[Entries from a dataset]

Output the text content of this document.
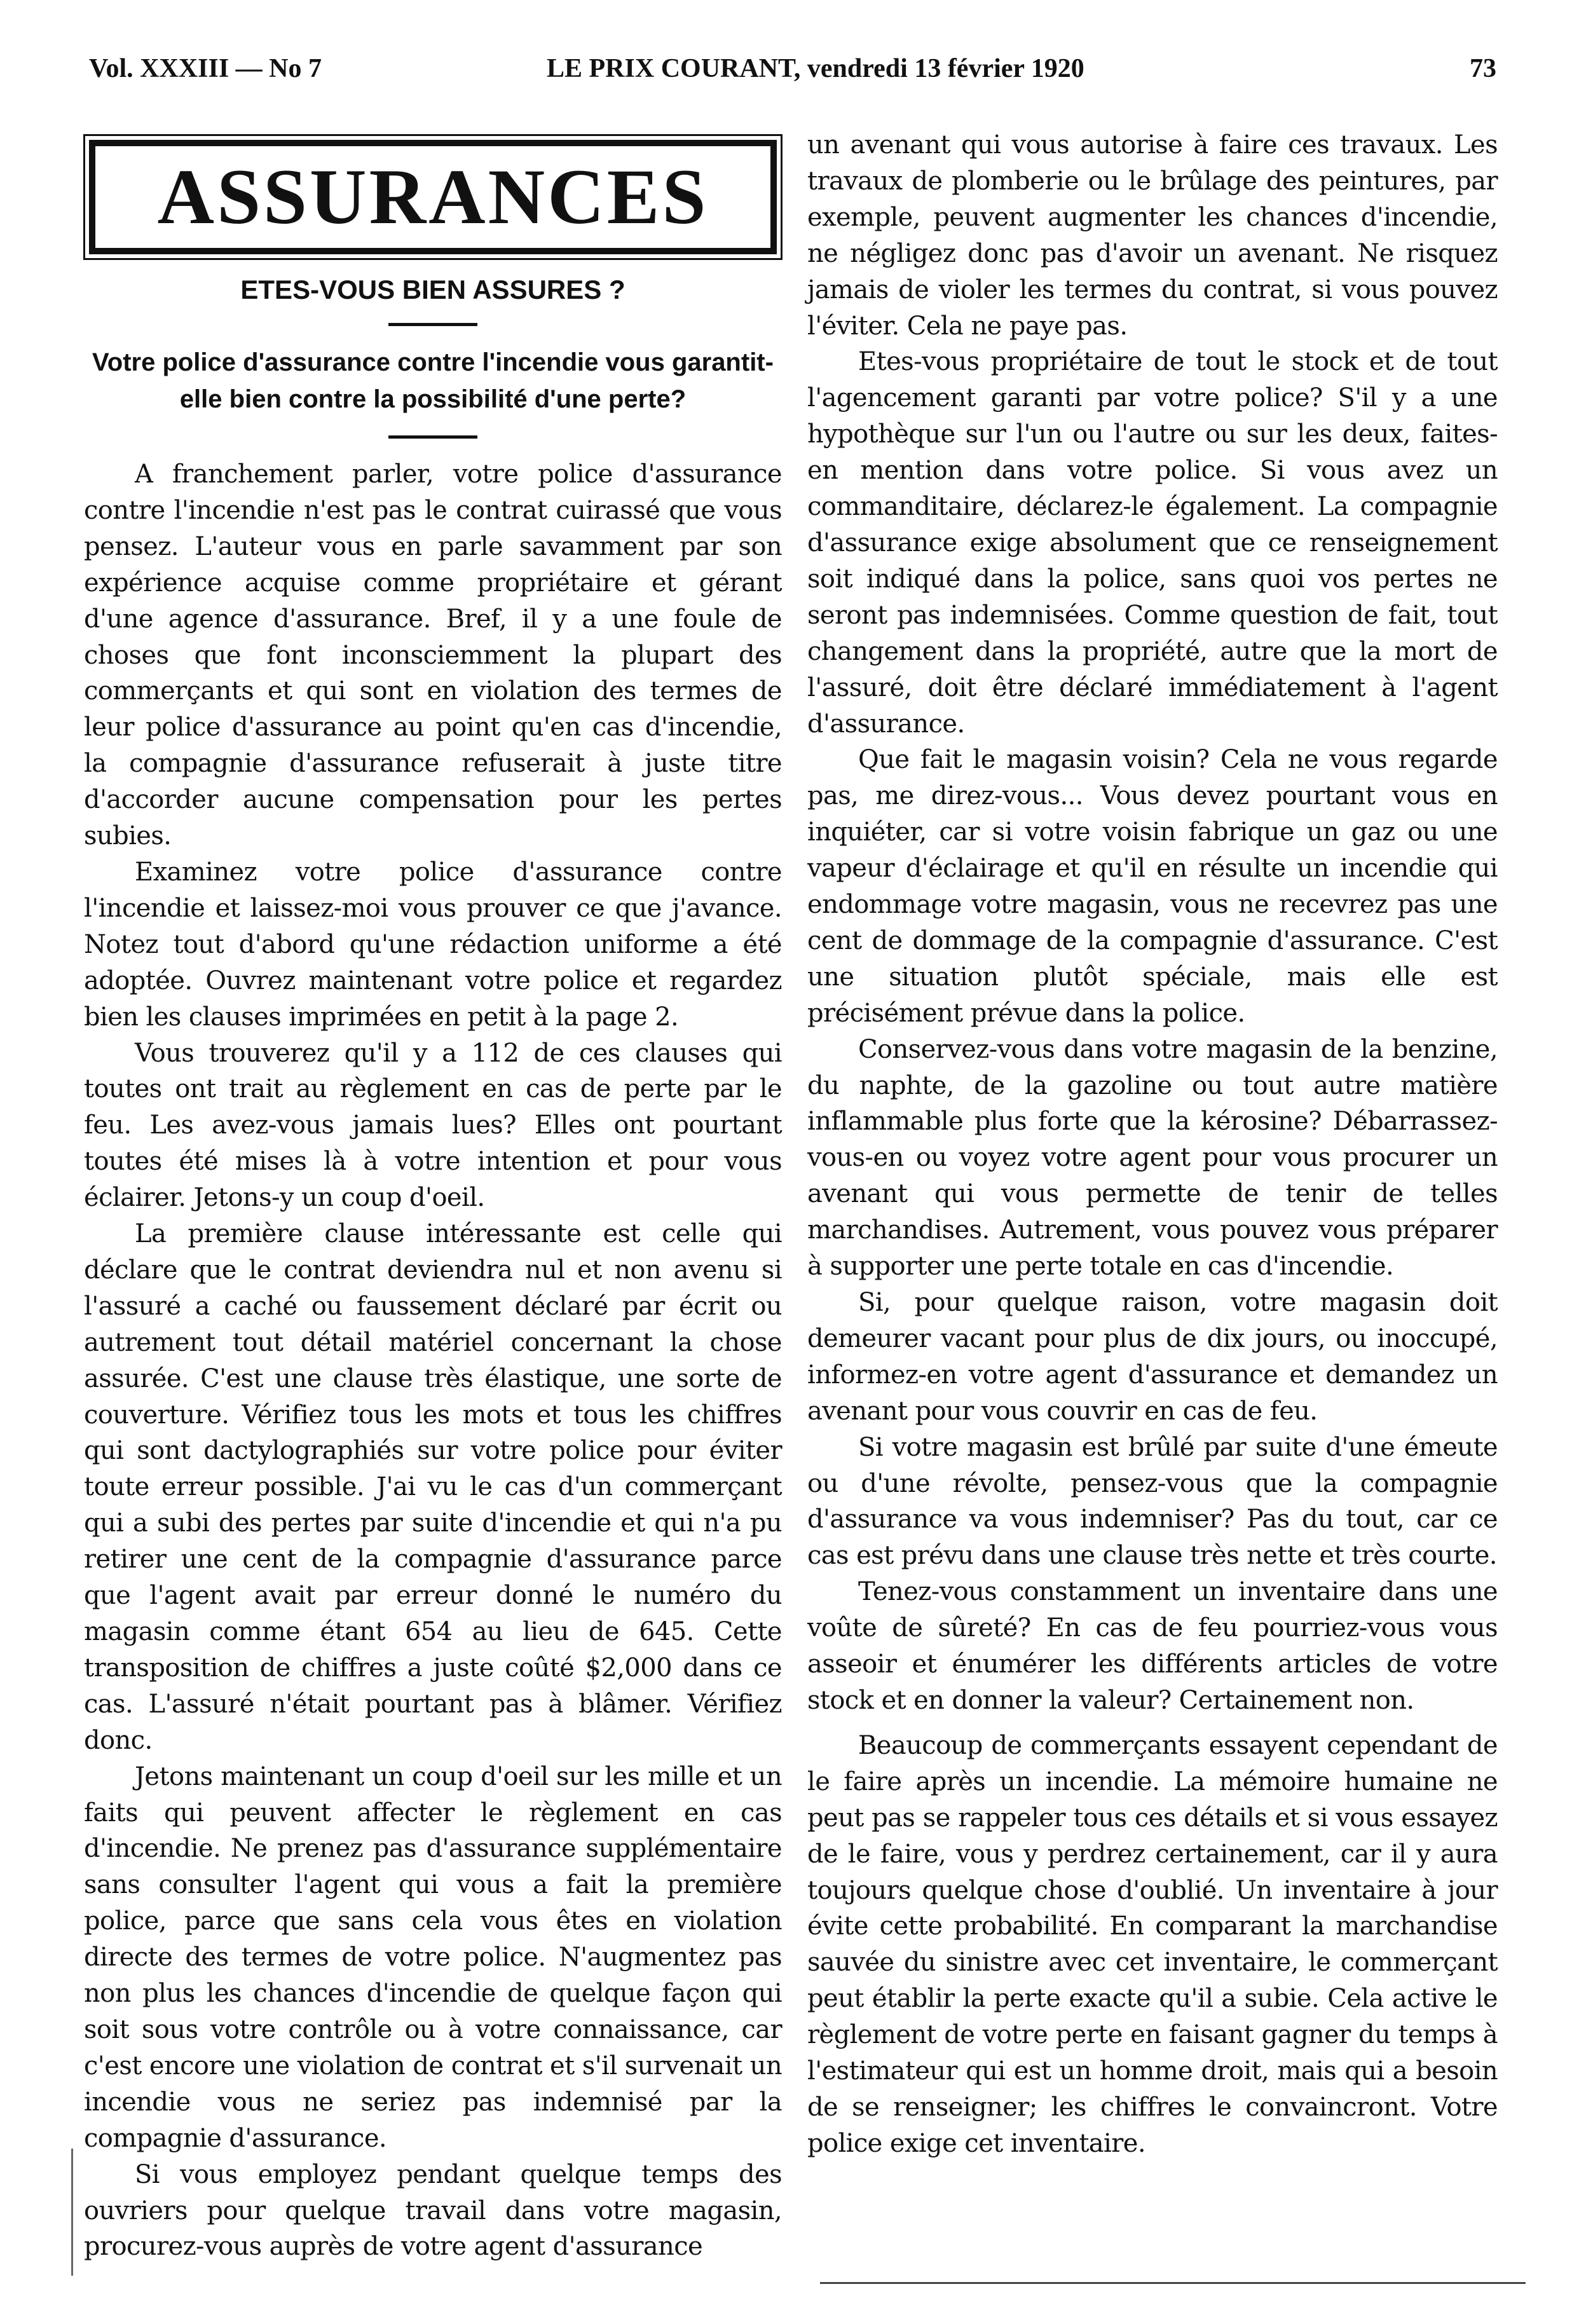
Vol. XXXIII — No 7	LE PRIX COURANT, vendredi 13 février 1920	73
ASSURANCES
ETES-VOUS BIEN ASSURES ?
Votre police d'assurance contre l'incendie vous garantit-elle bien contre la possibilité d'une perte?

A franchement parler, votre police d'assurance contre l'incendie n'est pas le contrat cuirassé que vous pensez. L'auteur vous en parle savamment par son expérience acquise comme propriétaire et gérant d'une agence d'assurance. Bref, il y a une foule de choses que font inconsciemment la plupart des commerçants et qui sont en violation des termes de leur police d'assurance au point qu'en cas d'incendie, la compagnie d'assurance refuserait à juste titre d'accorder aucune compensation pour les pertes subies.

Examinez votre police d'assurance contre l'incendie et laissez-moi vous prouver ce que j'avance. Notez tout d'abord qu'une rédaction uniforme a été adoptée. Ouvrez maintenant votre police et regardez bien les clauses imprimées en petit à la page 2.

Vous trouverez qu'il y a 112 de ces clauses qui toutes ont trait au règlement en cas de perte par le feu. Les avez-vous jamais lues? Elles ont pourtant toutes été mises là à votre intention et pour vous éclairer. Jetons-y un coup d'oeil.

La première clause intéressante est celle qui déclare que le contrat deviendra nul et non avenu si l'assuré a caché ou faussement déclaré par écrit ou autrement tout détail matériel concernant la chose assurée. C'est une clause très élastique, une sorte de couverture. Vérifiez tous les mots et tous les chiffres qui sont dactylographiés sur votre police pour éviter toute erreur possible. J'ai vu le cas d'un commerçant qui a subi des pertes par suite d'incendie et qui n'a pu retirer une cent de la compagnie d'assurance parce que l'agent avait par erreur donné le numéro du magasin comme étant 654 au lieu de 645. Cette transposition de chiffres a juste coûté $2,000 dans ce cas. L'assuré n'était pourtant pas à blâmer. Vérifiez donc.

Jetons maintenant un coup d'oeil sur les mille et un faits qui peuvent affecter le règlement en cas d'incendie. Ne prenez pas d'assurance supplémentaire sans consulter l'agent qui vous a fait la première police, parce que sans cela vous êtes en violation directe des termes de votre police. N'augmentez pas non plus les chances d'incendie de quelque façon qui soit sous votre contrôle ou à votre connaissance, car c'est encore une violation de contrat et s'il survenait un incendie vous ne seriez pas indemnisé par la compagnie d'assurance.

Si vous employez pendant quelque temps des ouvriers pour quelque travail dans votre magasin, procurez-vous auprès de votre agent d'assurance

un avenant qui vous autorise à faire ces travaux. Les travaux de plomberie ou le brûlage des peintures, par exemple, peuvent augmenter les chances d'incendie, ne négligez donc pas d'avoir un avenant. Ne risquez jamais de violer les termes du contrat, si vous pouvez l'éviter. Cela ne paye pas.

Etes-vous propriétaire de tout le stock et de tout l'agencement garanti par votre police? S'il y a une hypothèque sur l'un ou l'autre ou sur les deux, faites-en mention dans votre police. Si vous avez un commanditaire, déclarez-le également. La compagnie d'assurance exige absolument que ce renseignement soit indiqué dans la police, sans quoi vos pertes ne seront pas indemnisées. Comme question de fait, tout changement dans la propriété, autre que la mort de l'assuré, doit être déclaré immédiatement à l'agent d'assurance.

Que fait le magasin voisin? Cela ne vous regarde pas, me direz-vous... Vous devez pourtant vous en inquiéter, car si votre voisin fabrique un gaz ou une vapeur d'éclairage et qu'il en résulte un incendie qui endommage votre magasin, vous ne recevrez pas une cent de dommage de la compagnie d'assurance. C'est une situation plutôt spéciale, mais elle est précisément prévue dans la police.

Conservez-vous dans votre magasin de la benzine, du naphte, de la gazoline ou tout autre matière inflammable plus forte que la kérosine? Débarrassez-vous-en ou voyez votre agent pour vous procurer un avenant qui vous permette de tenir de telles marchandises. Autrement, vous pouvez vous préparer à supporter une perte totale en cas d'incendie.

Si, pour quelque raison, votre magasin doit demeurer vacant pour plus de dix jours, ou inoccupé, informez-en votre agent d'assurance et demandez un avenant pour vous couvrir en cas de feu.

Si votre magasin est brûlé par suite d'une émeute ou d'une révolte, pensez-vous que la compagnie d'assurance va vous indemniser? Pas du tout, car ce cas est prévu dans une clause très nette et très courte.

Tenez-vous constamment un inventaire dans une voûte de sûreté? En cas de feu pourriez-vous vous asseoir et énumérer les différents articles de votre stock et en donner la valeur? Certainement non.

Beaucoup de commerçants essayent cependant de le faire après un incendie. La mémoire humaine ne peut pas se rappeler tous ces détails et si vous essayez de le faire, vous y perdrez certainement, car il y aura toujours quelque chose d'oublié. Un inventaire à jour évite cette probabilité. En comparant la marchandise sauvée du sinistre avec cet inventaire, le commerçant peut établir la perte exacte qu'il a subie. Cela active le règlement de votre perte en faisant gagner du temps à l'estimateur qui est un homme droit, mais qui a besoin de se renseigner; les chiffres le convaincront. Votre police exige cet inventaire.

## Exercise directions
Omit the images and transcribe all of the records above word for word.

## Problem solution
Output the text content of this document.
Vol. XXXIII — No 7	LE PRIX COURANT, vendredi 13 février 1920	73
ASSURANCES
ETES-VOUS BIEN ASSURES ?
Votre police d'assurance contre l'incendie vous garantit-elle bien contre la possibilité d'une perte?

A franchement parler, votre police d'assurance contre l'incendie n'est pas le contrat cuirassé que vous pensez. L'auteur vous en parle savamment par son expérience acquise comme propriétaire et gérant d'une agence d'assurance. Bref, il y a une foule de choses que font inconsciemment la plupart des commerçants et qui sont en violation des termes de leur police d'assurance au point qu'en cas d'incendie, la compagnie d'assurance refuserait à juste titre d'accorder aucune compensation pour les pertes subies.

Examinez votre police d'assurance contre l'incendie et laissez-moi vous prouver ce que j'avance. Notez tout d'abord qu'une rédaction uniforme a été adoptée. Ouvrez maintenant votre police et regardez bien les clauses imprimées en petit à la page 2.

Vous trouverez qu'il y a 112 de ces clauses qui toutes ont trait au règlement en cas de perte par le feu. Les avez-vous jamais lues? Elles ont pourtant toutes été mises là à votre intention et pour vous éclairer. Jetons-y un coup d'oeil.

La première clause intéressante est celle qui déclare que le contrat deviendra nul et non avenu si l'assuré a caché ou faussement déclaré par écrit ou autrement tout détail matériel concernant la chose assurée. C'est une clause très élastique, une sorte de couverture. Vérifiez tous les mots et tous les chiffres qui sont dactylographiés sur votre police pour éviter toute erreur possible. J'ai vu le cas d'un commerçant qui a subi des pertes par suite d'incendie et qui n'a pu retirer une cent de la compagnie d'assurance parce que l'agent avait par erreur donné le numéro du magasin comme étant 654 au lieu de 645. Cette transposition de chiffres a juste coûté $2,000 dans ce cas. L'assuré n'était pourtant pas à blâmer. Vérifiez donc.

Jetons maintenant un coup d'oeil sur les mille et un faits qui peuvent affecter le règlement en cas d'incendie. Ne prenez pas d'assurance supplémentaire sans consulter l'agent qui vous a fait la première police, parce que sans cela vous êtes en violation directe des termes de votre police. N'augmentez pas non plus les chances d'incendie de quelque façon qui soit sous votre contrôle ou à votre connaissance, car c'est encore une violation de contrat et s'il survenait un incendie vous ne seriez pas indemnisé par la compagnie d'assurance.

Si vous employez pendant quelque temps des ouvriers pour quelque travail dans votre magasin, procurez-vous auprès de votre agent d'assurance

un avenant qui vous autorise à faire ces travaux. Les travaux de plomberie ou le brûlage des peintures, par exemple, peuvent augmenter les chances d'incendie, ne négligez donc pas d'avoir un avenant. Ne risquez jamais de violer les termes du contrat, si vous pouvez l'éviter. Cela ne paye pas.

Etes-vous propriétaire de tout le stock et de tout l'agencement garanti par votre police? S'il y a une hypothèque sur l'un ou l'autre ou sur les deux, faites-en mention dans votre police. Si vous avez un commanditaire, déclarez-le également. La compagnie d'assurance exige absolument que ce renseignement soit indiqué dans la police, sans quoi vos pertes ne seront pas indemnisées. Comme question de fait, tout changement dans la propriété, autre que la mort de l'assuré, doit être déclaré immédiatement à l'agent d'assurance.

Que fait le magasin voisin? Cela ne vous regarde pas, me direz-vous... Vous devez pourtant vous en inquiéter, car si votre voisin fabrique un gaz ou une vapeur d'éclairage et qu'il en résulte un incendie qui endommage votre magasin, vous ne recevrez pas une cent de dommage de la compagnie d'assurance. C'est une situation plutôt spéciale, mais elle est précisément prévue dans la police.

Conservez-vous dans votre magasin de la benzine, du naphte, de la gazoline ou tout autre matière inflammable plus forte que la kérosine? Débarrassez-vous-en ou voyez votre agent pour vous procurer un avenant qui vous permette de tenir de telles marchandises. Autrement, vous pouvez vous préparer à supporter une perte totale en cas d'incendie.

Si, pour quelque raison, votre magasin doit demeurer vacant pour plus de dix jours, ou inoccupé, informez-en votre agent d'assurance et demandez un avenant pour vous couvrir en cas de feu.

Si votre magasin est brûlé par suite d'une émeute ou d'une révolte, pensez-vous que la compagnie d'assurance va vous indemniser? Pas du tout, car ce cas est prévu dans une clause très nette et très courte.

Tenez-vous constamment un inventaire dans une voûte de sûreté? En cas de feu pourriez-vous vous asseoir et énumérer les différents articles de votre stock et en donner la valeur? Certainement non.

Beaucoup de commerçants essayent cependant de le faire après un incendie. La mémoire humaine ne peut pas se rappeler tous ces détails et si vous essayez de le faire, vous y perdrez certainement, car il y aura toujours quelque chose d'oublié. Un inventaire à jour évite cette probabilité. En comparant la marchandise sauvée du sinistre avec cet inventaire, le commerçant peut établir la perte exacte qu'il a subie. Cela active le règlement de votre perte en faisant gagner du temps à l'estimateur qui est un homme droit, mais qui a besoin de se renseigner; les chiffres le convaincront. Votre police exige cet inventaire.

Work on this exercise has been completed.